◆ **What to do**
1) In the passage about the disputed lease, how many acres of alfalfa is it unclear whether the lessees had to check and sow each year?
2) Pick up the passage about the disputed lease after its final sentence and continue it.

◆ **Extract to read**
•••

In elucidating his contention that the lease is void for ambiguity the plaintiff enumerates: that it cannot be ascertained whether the lessees were to divide the gross returns, gross receipts, profits, or receipts; whether the lessees were to retain and later return the specific stock, or whether certain portions were to be sold from time to time; whether anyone of the three parties had the right to terminate the lease; whether, upon the termination of the lease, the parties were entitled to share in the profits or only in losses, and whether it was the duty of the lessees to check and sow ten acres of alfalfa each year in any event, or only by direction of the lessor. The plaintiff also enumerates; that it cannot be ascertained whether damage by fire is to be borne by the lessees in the first instance, and thereafter shared by the lessor; whether the duty of restoring burned buildings applies to all fires or merely fires caused by the fault or negligence of the lessees; whether the lessees are to make good all stock that dies from any cause or only stock that dies by the fault or negligence of the lessees, and whether *Page 781 it is the duty of the lessees to furnish necessary feed even though feed must be purchased at great cost.

•••

[Entries taken from a collection]

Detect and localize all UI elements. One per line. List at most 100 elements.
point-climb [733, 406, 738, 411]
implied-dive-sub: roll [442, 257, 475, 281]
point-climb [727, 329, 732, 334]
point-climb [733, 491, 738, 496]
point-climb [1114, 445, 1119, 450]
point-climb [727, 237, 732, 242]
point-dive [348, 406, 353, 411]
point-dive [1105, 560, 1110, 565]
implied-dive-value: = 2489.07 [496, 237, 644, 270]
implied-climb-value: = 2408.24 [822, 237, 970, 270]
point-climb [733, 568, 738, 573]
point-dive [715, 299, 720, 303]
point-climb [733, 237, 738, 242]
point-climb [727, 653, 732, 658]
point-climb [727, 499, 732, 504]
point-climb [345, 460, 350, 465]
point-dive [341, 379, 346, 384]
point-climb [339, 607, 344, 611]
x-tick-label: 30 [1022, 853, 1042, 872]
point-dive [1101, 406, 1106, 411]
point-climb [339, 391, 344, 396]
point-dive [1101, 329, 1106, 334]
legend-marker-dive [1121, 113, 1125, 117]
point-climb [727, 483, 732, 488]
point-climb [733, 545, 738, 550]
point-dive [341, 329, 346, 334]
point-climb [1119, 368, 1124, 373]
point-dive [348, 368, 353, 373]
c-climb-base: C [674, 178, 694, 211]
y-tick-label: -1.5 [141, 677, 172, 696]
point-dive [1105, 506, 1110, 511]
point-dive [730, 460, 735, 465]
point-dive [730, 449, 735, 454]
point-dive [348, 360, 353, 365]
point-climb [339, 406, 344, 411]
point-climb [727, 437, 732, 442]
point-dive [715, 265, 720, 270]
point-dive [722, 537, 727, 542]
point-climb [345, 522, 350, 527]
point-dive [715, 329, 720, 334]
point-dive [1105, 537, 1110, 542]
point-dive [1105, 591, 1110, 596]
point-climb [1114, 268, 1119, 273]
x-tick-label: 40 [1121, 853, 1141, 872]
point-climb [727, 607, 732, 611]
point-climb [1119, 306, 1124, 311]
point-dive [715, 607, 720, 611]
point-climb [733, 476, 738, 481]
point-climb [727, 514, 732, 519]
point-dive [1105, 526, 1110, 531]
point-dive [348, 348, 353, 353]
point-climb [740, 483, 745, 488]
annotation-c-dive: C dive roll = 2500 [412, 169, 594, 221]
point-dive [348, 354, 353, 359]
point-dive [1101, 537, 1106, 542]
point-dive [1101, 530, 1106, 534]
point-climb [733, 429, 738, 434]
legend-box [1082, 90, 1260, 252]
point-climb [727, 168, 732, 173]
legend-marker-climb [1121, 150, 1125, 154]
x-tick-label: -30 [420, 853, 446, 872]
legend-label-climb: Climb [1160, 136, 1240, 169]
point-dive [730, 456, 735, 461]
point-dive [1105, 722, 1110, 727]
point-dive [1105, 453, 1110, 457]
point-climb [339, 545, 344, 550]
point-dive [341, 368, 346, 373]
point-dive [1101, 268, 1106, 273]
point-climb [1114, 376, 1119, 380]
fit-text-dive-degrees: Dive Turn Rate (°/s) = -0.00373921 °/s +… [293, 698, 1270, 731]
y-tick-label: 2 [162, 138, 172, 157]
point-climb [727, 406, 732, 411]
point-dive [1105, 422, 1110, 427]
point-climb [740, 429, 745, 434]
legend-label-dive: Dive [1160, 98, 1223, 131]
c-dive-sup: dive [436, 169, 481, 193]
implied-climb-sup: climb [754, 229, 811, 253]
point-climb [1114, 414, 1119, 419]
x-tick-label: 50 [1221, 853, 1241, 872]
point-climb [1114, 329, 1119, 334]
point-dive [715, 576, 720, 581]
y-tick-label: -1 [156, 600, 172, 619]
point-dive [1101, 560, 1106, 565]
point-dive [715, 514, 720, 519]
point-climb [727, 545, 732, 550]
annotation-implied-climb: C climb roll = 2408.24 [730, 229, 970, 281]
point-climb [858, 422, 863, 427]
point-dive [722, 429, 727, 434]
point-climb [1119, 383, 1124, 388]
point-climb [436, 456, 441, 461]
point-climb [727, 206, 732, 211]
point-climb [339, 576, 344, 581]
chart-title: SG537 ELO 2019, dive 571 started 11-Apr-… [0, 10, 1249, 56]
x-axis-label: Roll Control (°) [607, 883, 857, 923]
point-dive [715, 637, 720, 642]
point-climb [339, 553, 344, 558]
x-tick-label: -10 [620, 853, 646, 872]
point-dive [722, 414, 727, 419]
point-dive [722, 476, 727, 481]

•••

◆ **Expected results**
1) Ten acres.

2)
The foregoing attacks, in the order stated, we shall now consider. The lease provided that the lessees "for a full and final remuneration for their services and investments were to receive one-half of the gross proceeds." That passage clearly answers the first attack. The evidence showed that the lessor had been engaged in the business of raising, buying, and fattening stock and then selling the same, and that it was such business which he leased to the lessees and which they were to conduct. Therefore, it is clear that the lessees were not to retain and return the specific stock, but were to return an equal number in kind.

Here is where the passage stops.